Stored data entries:
· · ·

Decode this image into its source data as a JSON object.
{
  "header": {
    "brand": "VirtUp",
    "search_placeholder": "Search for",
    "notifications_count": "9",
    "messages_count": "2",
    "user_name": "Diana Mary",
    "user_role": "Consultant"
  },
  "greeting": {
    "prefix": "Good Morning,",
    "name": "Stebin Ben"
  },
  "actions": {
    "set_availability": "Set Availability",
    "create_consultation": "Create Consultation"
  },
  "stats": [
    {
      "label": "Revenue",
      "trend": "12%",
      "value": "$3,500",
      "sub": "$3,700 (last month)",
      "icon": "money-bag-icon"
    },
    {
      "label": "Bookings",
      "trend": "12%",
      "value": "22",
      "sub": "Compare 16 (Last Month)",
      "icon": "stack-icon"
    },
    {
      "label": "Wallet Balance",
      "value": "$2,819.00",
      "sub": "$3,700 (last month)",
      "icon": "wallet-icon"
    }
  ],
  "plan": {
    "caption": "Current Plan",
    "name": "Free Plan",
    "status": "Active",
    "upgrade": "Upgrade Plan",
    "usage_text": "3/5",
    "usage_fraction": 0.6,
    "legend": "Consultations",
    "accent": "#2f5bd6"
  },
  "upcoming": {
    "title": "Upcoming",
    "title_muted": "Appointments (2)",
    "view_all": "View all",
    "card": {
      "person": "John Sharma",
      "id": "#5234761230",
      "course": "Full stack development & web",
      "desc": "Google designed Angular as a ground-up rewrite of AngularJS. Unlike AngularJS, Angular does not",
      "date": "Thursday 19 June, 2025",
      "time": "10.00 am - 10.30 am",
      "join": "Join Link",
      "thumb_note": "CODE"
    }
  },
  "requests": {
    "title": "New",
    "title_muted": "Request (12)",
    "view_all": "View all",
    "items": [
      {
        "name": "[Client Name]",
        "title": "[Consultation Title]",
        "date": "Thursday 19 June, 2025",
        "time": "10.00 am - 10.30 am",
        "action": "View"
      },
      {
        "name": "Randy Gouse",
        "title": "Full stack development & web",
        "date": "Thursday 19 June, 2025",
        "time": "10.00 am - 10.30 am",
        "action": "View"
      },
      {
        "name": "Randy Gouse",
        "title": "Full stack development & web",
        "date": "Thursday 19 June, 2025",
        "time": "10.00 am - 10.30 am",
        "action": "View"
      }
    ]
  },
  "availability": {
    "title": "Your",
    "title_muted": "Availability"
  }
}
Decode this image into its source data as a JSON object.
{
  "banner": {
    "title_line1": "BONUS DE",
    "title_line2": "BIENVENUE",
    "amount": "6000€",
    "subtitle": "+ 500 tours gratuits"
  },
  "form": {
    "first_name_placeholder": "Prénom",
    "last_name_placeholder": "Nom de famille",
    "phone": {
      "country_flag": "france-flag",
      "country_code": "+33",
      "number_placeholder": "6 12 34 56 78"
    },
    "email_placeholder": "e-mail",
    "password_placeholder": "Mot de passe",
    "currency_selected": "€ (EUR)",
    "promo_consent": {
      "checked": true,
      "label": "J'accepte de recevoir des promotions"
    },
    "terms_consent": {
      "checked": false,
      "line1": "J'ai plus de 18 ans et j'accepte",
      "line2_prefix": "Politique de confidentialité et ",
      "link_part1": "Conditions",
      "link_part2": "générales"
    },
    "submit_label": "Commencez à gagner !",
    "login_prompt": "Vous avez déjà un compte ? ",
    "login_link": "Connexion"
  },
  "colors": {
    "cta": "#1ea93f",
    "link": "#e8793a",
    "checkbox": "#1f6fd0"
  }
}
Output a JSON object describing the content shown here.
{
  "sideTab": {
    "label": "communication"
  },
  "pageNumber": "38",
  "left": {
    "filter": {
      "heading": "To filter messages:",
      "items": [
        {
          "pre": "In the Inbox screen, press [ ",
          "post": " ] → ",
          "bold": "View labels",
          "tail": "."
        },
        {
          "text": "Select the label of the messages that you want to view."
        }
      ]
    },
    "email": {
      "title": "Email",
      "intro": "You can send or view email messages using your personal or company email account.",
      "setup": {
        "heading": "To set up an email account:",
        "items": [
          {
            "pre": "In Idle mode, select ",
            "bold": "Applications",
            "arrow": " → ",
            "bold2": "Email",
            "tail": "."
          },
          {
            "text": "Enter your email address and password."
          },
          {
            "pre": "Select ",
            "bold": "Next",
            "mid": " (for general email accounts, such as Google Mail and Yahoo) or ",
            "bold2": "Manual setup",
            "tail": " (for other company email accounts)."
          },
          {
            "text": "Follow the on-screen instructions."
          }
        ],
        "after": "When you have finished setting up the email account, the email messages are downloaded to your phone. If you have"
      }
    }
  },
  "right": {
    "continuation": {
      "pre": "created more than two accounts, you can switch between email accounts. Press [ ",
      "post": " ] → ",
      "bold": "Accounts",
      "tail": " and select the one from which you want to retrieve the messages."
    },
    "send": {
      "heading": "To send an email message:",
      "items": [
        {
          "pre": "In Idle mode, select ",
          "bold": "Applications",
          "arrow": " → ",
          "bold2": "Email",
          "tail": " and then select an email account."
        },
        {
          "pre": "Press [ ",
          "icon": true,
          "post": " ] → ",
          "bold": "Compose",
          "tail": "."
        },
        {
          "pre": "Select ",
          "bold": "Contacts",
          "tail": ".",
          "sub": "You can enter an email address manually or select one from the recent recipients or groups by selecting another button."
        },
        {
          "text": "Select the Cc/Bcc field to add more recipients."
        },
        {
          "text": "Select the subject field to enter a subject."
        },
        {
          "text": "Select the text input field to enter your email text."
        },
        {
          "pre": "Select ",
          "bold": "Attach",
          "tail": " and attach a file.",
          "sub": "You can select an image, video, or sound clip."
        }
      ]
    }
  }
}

· · ·

### Set exercise
Choose all lines containing the string "icon" and copy them out.

### Final answer
      "icon": "money-bag-icon"
      "icon": "stack-icon"
      "icon": "wallet-icon"
          "icon": true,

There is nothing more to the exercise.